課題 1 →
エントリーのうち、「itemize the components」を含む行から始めて「timeline-marker [497,473,499,484]」を含む行で終わるまでを、一字一句そのまま書き写してください。

読解用抜粋 →
----
2020-01-05 18:04:02 | 映画(洋画:2019年以降主演男性)
映画「家族を想うとき」を映画館で観てきました。


じつにやるせない映画だ。
「わたしは、ダニエル・ブレイク」ケン・ローチ監督の新作である。宅配業や介護に従事する人の労務環境が悪いのは日本同様英国でも同じようだ。一生懸命に働く父母のことを思えば、少しはまともに生活しようとするのが普通であろうが、息子はぐれるし、娘はさみしがる。子供の面倒を見たくても忙しくて時間がないという八方塞がりの姿を描く。

作品情報にあるケンローチの新自由主義に対する批判はずいぶんと稚拙という印象を持った。でも、映画の作り方はうまい。主人公をはじめとした出演者に圧倒的な試練を与える。行き場のない状態に落とし込む脚本の設定が残酷である。それ自体は現実性をもっている。それだけにやるせない気分になる。

英国ニューカッスルに暮らすリッキー・ターナー(クリス・ヒッチェン)は、マイホーム購入の夢をかなえるために、フランチャイズの宅配ドライバーとして独立を決意する。妻アビー(デビー・ハニーウッド)の車を売り、仕事用の大型車をローンで手に入れ、「ノルマあり」「保証なし」「ペナルティあり」という理不尽で過酷な労働条件の下、家族のために働き続ける。

母のアビーはパートタイムの介護福祉士として、時間外まで1日14時間週6日、働いている。遠く離れたお年寄りの家へも通うアビーには車が必要だったが介護先へバスで通うことになった。アビーは、長い移動時間のせいでますます家にいる時間がなくなっていく。16歳の息子セブと12歳の娘のライザ・ジェーンとのコミュニケーションも、留守番電話のメッセージで一方的に語りかけるばかり。

両親の不在により、家族がバラバラになってしまった子供たちは寂しい想いを募らせてゆく。リッキーがある事件に巻き込まれてしまうのであるが。。。


1.宅配業と労務環境
ネット通販の隆盛は世界中変わらない。英国でも同様で、宅配しているものはネット販売の品物のようだ。宅配時に本人確認のためにIDないしは身分証明書を要求しても素直に提示しない人もいる。宅配先で狂犬にかまれることもある。着ている服装にケチつけられることもある。きっと日本の宅配でも同じような面倒なことは起こっているのであろう。当局の指導で大手運送業は労務環境を改善しているようだが、この映画のように外注の宅配業者というのもいる。


現状、大手会社は労働基準局の査察を異常に気にするようになった。自社の社員について労働時間が三六協定に違反しているかどうかは厳格に査察されるが、外部委託であれば当然管理外である。働き方改革が進めば進むほど、コスト度外視で外部への業務委託が増加せざるをえない現象が散見される。ケン・ローチはどちらかというと経済音痴でコストを考慮して外部委託が増えていると述べるが違うなあ。
----
演習資料 →

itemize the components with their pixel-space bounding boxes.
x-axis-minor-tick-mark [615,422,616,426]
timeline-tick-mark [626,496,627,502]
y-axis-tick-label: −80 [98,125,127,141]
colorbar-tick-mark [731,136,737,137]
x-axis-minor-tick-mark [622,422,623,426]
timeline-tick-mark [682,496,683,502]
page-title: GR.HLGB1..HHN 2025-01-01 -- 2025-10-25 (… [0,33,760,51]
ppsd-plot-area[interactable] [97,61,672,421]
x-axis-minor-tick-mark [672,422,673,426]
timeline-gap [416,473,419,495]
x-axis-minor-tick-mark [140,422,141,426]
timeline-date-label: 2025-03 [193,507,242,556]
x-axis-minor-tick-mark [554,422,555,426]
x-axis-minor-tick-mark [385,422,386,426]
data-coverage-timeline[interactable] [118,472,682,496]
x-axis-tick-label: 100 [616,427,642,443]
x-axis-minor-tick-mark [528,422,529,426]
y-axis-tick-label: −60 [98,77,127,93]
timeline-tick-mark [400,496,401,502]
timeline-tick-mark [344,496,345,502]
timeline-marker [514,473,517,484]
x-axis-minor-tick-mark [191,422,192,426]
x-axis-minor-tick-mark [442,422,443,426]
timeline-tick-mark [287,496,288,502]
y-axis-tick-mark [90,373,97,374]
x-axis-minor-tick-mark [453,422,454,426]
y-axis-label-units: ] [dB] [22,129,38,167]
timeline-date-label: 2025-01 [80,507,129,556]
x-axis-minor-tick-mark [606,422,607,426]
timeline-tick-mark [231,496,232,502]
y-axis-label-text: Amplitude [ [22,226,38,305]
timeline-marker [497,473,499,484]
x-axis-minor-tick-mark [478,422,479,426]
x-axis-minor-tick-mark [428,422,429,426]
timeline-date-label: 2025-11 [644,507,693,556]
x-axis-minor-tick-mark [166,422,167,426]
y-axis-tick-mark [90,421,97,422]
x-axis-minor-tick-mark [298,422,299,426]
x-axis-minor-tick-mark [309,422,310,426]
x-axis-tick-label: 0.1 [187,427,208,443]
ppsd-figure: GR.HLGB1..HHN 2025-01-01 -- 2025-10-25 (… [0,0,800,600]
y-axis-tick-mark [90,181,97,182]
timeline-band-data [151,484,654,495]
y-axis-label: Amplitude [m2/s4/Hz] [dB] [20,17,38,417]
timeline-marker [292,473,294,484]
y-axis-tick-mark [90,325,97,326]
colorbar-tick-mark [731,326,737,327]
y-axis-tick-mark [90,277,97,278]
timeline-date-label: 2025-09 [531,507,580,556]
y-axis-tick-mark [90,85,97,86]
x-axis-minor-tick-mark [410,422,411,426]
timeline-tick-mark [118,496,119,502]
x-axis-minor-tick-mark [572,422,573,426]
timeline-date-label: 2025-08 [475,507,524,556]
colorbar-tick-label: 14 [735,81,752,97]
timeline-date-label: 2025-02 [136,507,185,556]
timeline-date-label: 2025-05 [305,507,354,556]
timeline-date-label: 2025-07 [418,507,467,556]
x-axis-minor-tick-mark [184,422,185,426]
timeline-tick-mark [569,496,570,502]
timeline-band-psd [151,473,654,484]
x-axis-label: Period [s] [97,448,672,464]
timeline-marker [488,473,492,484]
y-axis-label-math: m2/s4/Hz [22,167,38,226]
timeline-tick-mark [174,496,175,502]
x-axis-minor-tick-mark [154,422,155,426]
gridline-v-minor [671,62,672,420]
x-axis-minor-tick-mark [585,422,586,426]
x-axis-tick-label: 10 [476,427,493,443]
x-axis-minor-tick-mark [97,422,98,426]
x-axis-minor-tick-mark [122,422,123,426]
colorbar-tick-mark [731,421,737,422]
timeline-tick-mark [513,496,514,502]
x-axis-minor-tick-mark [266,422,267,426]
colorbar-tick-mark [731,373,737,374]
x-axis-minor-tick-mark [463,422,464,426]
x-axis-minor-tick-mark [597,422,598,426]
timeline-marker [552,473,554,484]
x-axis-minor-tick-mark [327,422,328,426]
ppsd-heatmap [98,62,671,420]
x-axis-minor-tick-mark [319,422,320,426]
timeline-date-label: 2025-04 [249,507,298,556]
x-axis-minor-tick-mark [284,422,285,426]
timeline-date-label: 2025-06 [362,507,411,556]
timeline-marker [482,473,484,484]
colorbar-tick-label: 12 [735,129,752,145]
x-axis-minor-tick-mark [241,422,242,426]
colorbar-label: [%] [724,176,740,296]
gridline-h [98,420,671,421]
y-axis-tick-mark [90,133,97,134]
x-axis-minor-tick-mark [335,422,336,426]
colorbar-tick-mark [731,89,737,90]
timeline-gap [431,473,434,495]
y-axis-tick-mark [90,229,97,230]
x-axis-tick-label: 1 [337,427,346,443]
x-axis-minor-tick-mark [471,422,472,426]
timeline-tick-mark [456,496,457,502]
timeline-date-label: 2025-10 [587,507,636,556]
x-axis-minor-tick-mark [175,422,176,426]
----
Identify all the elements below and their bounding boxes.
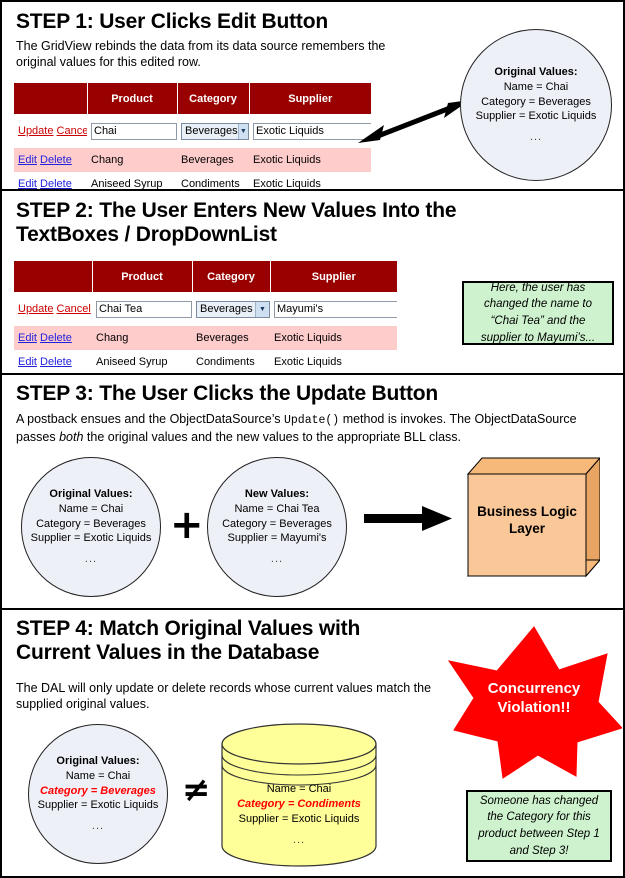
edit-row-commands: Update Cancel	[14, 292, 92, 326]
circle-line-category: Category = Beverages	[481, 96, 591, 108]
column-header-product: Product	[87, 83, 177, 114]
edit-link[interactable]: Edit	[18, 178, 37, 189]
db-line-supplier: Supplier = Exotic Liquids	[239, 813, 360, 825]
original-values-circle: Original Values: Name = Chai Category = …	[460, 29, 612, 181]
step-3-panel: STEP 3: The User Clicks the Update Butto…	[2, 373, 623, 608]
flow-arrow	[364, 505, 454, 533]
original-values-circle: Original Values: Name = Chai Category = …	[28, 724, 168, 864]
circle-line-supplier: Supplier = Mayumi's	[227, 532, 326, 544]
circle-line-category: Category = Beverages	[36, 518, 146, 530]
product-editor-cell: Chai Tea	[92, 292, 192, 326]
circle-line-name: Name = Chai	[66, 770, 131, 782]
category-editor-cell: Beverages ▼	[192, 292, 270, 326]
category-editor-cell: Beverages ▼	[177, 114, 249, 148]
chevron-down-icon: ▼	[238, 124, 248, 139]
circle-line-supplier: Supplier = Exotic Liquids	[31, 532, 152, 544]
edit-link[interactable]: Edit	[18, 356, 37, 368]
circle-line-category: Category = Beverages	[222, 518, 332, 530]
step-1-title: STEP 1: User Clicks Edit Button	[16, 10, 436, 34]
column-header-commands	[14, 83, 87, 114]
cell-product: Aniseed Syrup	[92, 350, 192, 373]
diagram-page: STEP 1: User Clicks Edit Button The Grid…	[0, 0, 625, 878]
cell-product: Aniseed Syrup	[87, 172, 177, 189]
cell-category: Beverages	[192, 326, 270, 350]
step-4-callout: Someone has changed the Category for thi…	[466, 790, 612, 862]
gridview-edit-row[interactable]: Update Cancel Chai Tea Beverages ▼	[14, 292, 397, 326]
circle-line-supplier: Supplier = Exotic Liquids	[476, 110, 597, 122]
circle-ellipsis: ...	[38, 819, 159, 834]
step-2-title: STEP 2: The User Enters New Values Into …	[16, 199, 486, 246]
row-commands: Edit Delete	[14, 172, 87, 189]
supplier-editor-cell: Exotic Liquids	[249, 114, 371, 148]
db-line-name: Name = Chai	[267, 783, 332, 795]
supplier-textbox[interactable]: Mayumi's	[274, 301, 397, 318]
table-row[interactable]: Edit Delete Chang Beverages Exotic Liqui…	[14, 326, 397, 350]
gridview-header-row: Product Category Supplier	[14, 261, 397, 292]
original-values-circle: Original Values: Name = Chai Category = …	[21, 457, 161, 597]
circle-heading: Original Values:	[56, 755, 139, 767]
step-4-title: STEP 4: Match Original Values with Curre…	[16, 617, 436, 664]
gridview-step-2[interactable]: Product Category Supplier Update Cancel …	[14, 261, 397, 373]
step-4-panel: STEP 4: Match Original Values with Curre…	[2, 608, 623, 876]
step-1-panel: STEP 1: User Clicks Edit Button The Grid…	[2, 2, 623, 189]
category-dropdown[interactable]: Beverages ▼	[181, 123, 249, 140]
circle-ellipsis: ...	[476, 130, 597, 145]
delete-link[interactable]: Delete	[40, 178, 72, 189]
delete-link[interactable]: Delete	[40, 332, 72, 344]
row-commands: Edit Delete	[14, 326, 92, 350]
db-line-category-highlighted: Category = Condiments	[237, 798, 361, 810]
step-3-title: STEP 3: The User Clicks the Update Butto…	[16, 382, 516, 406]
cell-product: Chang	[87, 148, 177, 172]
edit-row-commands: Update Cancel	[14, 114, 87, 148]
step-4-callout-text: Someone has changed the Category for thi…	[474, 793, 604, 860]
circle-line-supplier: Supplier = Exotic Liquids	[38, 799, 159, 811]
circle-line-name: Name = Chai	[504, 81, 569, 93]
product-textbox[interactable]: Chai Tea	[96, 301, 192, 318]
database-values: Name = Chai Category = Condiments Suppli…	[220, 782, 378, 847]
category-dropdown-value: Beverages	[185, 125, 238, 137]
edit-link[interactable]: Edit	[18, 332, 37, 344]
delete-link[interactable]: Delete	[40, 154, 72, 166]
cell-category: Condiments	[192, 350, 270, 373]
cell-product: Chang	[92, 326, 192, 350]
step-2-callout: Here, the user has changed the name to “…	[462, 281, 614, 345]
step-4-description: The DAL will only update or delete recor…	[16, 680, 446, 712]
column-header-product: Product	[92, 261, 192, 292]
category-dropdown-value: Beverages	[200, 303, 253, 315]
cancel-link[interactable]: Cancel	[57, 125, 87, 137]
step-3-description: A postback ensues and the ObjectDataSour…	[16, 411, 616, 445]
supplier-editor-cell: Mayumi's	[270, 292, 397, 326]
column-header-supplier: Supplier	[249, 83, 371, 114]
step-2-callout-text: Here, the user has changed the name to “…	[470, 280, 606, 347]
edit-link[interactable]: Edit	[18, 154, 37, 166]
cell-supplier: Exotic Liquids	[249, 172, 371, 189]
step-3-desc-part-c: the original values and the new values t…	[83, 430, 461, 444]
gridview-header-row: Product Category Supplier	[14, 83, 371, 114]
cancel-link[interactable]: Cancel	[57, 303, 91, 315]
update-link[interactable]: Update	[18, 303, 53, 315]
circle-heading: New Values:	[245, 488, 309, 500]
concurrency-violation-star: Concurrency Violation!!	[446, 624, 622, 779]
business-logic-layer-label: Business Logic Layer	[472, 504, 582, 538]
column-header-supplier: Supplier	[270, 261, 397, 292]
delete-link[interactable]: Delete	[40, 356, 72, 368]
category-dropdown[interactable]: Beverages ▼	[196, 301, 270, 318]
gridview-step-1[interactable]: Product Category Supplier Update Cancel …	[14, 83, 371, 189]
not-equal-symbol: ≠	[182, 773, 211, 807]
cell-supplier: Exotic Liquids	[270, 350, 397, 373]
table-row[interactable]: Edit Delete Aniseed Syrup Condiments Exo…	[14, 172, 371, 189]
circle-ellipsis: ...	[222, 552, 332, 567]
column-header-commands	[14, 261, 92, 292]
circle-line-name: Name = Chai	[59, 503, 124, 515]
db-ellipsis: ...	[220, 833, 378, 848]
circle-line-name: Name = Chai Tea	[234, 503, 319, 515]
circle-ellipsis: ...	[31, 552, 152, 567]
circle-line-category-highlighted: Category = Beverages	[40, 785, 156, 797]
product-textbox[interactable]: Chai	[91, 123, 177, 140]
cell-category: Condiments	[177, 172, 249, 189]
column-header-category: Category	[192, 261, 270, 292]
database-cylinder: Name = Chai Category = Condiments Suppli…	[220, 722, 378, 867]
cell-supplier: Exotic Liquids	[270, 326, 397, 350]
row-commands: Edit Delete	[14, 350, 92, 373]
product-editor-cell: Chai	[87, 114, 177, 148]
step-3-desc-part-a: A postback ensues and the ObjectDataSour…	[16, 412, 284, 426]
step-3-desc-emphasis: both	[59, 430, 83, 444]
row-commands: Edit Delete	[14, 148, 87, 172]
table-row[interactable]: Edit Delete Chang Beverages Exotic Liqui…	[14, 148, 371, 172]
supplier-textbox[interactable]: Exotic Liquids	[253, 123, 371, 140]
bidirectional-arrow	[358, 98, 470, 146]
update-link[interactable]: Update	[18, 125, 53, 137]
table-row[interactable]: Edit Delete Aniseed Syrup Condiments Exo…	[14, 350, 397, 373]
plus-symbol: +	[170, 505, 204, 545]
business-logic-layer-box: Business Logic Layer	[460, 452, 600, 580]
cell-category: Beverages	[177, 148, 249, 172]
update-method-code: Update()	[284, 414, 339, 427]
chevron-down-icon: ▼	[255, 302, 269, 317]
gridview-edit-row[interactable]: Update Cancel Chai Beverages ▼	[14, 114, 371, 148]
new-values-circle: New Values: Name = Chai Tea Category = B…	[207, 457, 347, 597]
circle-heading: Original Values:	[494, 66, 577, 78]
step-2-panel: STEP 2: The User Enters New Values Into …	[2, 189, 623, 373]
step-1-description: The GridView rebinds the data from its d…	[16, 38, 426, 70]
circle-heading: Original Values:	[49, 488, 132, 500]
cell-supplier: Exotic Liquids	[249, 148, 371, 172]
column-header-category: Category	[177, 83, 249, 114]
----
課題 2 →
抜粋をもとに、次の問いに答えよ。
(a) リッキーが宅配ドライバーとして独立を決意したのは、何の夢をかなえるためか。
(b) アビーは介護福祉士として、1日何時間、週何日働いているか。
(c) 息子セブと娘ライザ・ジェーンはそれぞれ何歳か。

記述解答 1 →
itemize the components with their pixel-space bounding boxes.
x-axis-minor-tick-mark [615,422,616,426]
timeline-tick-mark [626,496,627,502]
y-axis-tick-label: −80 [98,125,127,141]
colorbar-tick-mark [731,136,737,137]
x-axis-minor-tick-mark [622,422,623,426]
timeline-tick-mark [682,496,683,502]
page-title: GR.HLGB1..HHN 2025-01-01 -- 2025-10-25 (… [0,33,760,51]
ppsd-plot-area[interactable] [97,61,672,421]
x-axis-minor-tick-mark [672,422,673,426]
timeline-gap [416,473,419,495]
x-axis-minor-tick-mark [140,422,141,426]
timeline-date-label: 2025-03 [193,507,242,556]
x-axis-minor-tick-mark [554,422,555,426]
x-axis-minor-tick-mark [385,422,386,426]
data-coverage-timeline[interactable] [118,472,682,496]
x-axis-tick-label: 100 [616,427,642,443]
x-axis-minor-tick-mark [528,422,529,426]
y-axis-tick-label: −60 [98,77,127,93]
timeline-tick-mark [400,496,401,502]
timeline-tick-mark [344,496,345,502]
timeline-marker [514,473,517,484]
x-axis-minor-tick-mark [191,422,192,426]
x-axis-minor-tick-mark [442,422,443,426]
timeline-tick-mark [287,496,288,502]
y-axis-tick-mark [90,373,97,374]
x-axis-minor-tick-mark [453,422,454,426]
y-axis-label-units: ] [dB] [22,129,38,167]
timeline-date-label: 2025-01 [80,507,129,556]
x-axis-minor-tick-mark [606,422,607,426]
timeline-tick-mark [231,496,232,502]
y-axis-label-text: Amplitude [ [22,226,38,305]
timeline-marker [497,473,499,484]

記述解答 2 →
(a) マイホーム購入の夢
(b) 時間外まで1日14時間、週6日
(c) セブは16歳、ライザ・ジェーンは12歳